** START OF RECORDS SUPPLIED **
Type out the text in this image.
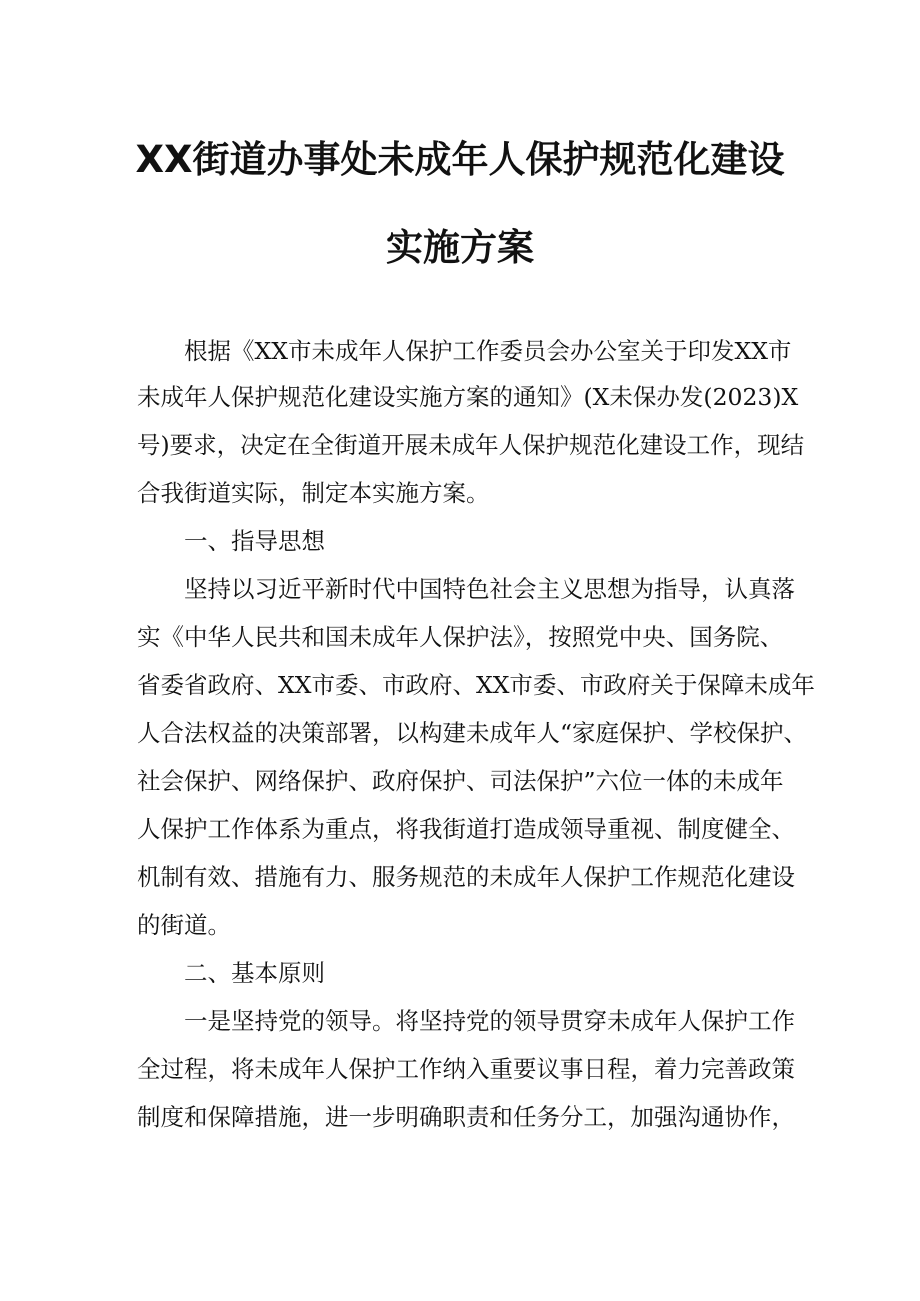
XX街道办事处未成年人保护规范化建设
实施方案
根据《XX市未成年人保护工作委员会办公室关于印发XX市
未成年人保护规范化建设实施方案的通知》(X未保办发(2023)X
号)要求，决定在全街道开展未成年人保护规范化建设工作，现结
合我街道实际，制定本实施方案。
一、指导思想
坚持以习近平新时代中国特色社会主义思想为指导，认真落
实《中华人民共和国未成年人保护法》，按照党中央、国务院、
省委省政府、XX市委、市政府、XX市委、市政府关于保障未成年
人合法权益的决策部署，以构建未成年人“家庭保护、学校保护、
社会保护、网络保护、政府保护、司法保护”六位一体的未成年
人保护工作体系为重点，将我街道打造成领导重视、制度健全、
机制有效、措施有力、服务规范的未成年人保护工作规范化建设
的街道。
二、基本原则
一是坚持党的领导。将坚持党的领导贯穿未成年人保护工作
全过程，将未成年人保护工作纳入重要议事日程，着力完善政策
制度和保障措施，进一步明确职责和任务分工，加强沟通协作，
** END OF RECORDS SUPPLIED **
* _WRITTEN TASK_: Omit the pictures and give the material again, exactly and in full.

* _CORRECT RESPONSE_:
Type out the text in this image.
XX街道办事处未成年人保护规范化建设
实施方案
根据《XX市未成年人保护工作委员会办公室关于印发XX市
未成年人保护规范化建设实施方案的通知》(X未保办发(2023)X
号)要求，决定在全街道开展未成年人保护规范化建设工作，现结
合我街道实际，制定本实施方案。
一、指导思想
坚持以习近平新时代中国特色社会主义思想为指导，认真落
实《中华人民共和国未成年人保护法》，按照党中央、国务院、
省委省政府、XX市委、市政府、XX市委、市政府关于保障未成年
人合法权益的决策部署，以构建未成年人“家庭保护、学校保护、
社会保护、网络保护、政府保护、司法保护”六位一体的未成年
人保护工作体系为重点，将我街道打造成领导重视、制度健全、
机制有效、措施有力、服务规范的未成年人保护工作规范化建设
的街道。
二、基本原则
一是坚持党的领导。将坚持党的领导贯穿未成年人保护工作
全过程，将未成年人保护工作纳入重要议事日程，着力完善政策
制度和保障措施，进一步明确职责和任务分工，加强沟通协作，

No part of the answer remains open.